- _Directions_
Count every line in the following entries where the word "Priority" appears. Give the count alone.

>> begin

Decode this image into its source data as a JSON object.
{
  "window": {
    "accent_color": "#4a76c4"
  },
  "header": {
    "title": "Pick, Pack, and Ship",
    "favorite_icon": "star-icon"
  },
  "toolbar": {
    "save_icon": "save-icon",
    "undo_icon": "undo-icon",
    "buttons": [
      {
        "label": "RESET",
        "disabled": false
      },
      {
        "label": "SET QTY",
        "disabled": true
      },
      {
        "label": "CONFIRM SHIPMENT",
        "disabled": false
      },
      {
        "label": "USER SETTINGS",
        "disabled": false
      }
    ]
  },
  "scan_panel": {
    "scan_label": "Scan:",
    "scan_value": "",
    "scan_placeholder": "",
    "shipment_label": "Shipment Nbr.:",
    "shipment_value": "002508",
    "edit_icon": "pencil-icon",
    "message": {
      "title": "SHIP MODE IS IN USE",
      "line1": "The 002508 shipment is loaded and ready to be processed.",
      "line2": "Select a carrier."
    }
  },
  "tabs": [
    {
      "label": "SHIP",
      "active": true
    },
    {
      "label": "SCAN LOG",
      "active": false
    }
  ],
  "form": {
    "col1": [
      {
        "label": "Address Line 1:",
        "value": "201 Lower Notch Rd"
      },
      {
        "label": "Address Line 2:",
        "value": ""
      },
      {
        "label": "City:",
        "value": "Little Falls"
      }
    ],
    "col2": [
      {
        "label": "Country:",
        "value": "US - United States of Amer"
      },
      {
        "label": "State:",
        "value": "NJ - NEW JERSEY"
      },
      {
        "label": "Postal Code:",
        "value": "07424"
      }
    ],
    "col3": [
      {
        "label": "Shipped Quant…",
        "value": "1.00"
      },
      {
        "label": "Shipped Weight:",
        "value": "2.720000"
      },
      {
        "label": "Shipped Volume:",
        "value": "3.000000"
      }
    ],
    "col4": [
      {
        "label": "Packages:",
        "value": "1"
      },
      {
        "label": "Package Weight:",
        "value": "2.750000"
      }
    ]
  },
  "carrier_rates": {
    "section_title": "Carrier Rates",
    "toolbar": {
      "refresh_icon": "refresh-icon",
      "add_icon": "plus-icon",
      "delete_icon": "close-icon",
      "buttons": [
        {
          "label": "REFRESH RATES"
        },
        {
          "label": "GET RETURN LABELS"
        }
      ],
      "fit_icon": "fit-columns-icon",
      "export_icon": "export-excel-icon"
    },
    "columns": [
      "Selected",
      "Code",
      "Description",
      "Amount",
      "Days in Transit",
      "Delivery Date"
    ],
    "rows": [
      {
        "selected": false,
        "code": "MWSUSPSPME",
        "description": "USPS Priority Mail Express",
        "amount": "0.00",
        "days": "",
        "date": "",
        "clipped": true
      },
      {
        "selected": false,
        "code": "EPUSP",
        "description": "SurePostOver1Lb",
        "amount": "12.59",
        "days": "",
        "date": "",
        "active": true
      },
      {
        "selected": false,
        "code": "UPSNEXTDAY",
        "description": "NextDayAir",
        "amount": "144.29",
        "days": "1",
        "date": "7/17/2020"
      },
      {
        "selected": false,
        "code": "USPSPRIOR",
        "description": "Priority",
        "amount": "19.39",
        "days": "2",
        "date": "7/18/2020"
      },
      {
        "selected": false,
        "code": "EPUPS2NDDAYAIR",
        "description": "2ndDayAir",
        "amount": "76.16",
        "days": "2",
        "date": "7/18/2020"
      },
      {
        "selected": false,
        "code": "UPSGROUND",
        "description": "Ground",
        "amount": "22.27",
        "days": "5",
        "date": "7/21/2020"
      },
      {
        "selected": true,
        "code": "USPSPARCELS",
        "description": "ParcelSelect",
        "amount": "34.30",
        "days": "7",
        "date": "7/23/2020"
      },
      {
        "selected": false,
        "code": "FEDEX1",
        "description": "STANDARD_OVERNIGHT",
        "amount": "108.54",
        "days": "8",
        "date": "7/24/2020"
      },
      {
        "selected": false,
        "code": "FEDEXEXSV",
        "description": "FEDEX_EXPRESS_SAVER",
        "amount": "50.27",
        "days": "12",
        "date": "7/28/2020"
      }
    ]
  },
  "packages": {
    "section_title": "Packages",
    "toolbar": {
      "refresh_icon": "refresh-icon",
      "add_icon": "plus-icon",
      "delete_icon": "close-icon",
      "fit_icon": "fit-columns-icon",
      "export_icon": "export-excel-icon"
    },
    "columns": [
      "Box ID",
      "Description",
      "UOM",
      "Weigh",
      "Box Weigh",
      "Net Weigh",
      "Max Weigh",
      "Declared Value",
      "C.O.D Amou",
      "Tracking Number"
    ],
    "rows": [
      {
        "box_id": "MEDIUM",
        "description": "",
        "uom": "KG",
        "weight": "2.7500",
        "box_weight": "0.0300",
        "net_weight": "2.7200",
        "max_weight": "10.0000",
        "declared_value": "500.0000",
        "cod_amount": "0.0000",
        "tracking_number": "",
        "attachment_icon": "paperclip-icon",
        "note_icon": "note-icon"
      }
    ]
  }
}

>> end

- _Exercise answer_
2